Brief: Copy every line of the listing that holds the string "delete".

* * *

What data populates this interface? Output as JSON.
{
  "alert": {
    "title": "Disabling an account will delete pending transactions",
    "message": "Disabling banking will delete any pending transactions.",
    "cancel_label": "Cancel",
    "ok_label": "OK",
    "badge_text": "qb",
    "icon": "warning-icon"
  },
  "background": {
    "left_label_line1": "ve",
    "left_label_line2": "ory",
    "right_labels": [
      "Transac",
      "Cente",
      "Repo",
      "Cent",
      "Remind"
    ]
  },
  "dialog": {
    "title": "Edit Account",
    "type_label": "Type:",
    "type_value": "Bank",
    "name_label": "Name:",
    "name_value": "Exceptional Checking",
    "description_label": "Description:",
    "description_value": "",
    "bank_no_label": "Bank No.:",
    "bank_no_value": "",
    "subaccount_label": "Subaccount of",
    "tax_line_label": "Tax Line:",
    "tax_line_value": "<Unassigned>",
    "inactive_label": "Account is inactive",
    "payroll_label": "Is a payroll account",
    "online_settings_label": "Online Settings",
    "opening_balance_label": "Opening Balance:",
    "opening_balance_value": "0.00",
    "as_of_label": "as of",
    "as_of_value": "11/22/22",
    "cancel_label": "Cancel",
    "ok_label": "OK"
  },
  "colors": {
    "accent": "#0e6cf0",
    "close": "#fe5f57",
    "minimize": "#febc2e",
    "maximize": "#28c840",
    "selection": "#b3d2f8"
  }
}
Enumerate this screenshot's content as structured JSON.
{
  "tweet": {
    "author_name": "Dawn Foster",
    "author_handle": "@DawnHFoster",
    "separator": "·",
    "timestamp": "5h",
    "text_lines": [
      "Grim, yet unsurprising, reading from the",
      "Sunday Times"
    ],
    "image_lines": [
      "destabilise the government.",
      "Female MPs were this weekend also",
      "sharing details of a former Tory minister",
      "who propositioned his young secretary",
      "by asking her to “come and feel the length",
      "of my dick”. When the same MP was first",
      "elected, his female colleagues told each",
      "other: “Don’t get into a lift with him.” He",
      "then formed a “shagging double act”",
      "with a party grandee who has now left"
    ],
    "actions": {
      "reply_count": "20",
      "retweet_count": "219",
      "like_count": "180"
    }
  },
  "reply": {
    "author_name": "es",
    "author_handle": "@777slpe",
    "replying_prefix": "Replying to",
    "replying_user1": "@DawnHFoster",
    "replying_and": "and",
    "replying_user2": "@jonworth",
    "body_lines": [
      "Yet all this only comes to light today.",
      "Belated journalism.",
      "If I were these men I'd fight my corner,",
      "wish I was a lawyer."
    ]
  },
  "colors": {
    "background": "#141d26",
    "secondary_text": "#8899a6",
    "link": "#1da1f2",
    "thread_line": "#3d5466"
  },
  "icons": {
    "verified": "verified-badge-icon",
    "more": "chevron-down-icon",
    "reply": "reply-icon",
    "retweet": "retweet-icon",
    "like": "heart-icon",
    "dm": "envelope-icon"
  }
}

* * *

The reply:
    "title": "Disabling an account will delete pending transactions",
    "message": "Disabling banking will delete any pending transactions.",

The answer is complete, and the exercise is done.